**Provided material:**
----------------------------------------

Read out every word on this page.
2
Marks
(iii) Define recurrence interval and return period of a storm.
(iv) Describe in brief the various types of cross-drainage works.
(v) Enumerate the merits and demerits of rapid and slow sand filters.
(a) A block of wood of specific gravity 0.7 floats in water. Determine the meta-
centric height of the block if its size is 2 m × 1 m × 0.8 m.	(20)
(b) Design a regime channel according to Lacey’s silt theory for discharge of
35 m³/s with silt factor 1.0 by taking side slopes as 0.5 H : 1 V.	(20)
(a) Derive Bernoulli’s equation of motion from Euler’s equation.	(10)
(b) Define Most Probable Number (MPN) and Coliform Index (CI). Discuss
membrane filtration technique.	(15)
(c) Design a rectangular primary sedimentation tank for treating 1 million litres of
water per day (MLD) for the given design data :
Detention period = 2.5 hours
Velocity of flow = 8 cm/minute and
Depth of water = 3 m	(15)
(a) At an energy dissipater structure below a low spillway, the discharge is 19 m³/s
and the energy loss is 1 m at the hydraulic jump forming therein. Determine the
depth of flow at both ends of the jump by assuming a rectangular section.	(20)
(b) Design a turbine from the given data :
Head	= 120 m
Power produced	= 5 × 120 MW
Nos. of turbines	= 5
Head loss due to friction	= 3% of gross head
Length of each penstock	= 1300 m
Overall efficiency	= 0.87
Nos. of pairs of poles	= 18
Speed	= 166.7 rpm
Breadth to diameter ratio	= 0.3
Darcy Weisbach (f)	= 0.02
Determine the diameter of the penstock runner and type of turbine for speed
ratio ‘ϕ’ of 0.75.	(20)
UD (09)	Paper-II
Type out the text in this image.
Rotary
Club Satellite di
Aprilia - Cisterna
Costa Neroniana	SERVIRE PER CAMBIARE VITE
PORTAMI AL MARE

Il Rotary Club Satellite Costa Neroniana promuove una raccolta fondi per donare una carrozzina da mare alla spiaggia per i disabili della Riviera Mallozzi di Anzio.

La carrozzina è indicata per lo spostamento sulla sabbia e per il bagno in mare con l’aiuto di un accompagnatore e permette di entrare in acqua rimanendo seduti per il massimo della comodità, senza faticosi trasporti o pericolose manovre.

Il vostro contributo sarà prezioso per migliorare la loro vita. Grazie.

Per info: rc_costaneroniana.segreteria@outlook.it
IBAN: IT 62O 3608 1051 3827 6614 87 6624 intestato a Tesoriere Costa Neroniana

----------------------------------------

**Required work:**
Take each line containing the string "this" and copy it out.

**Result of the task:**
Read out every word on this page.
Type out the text in this image.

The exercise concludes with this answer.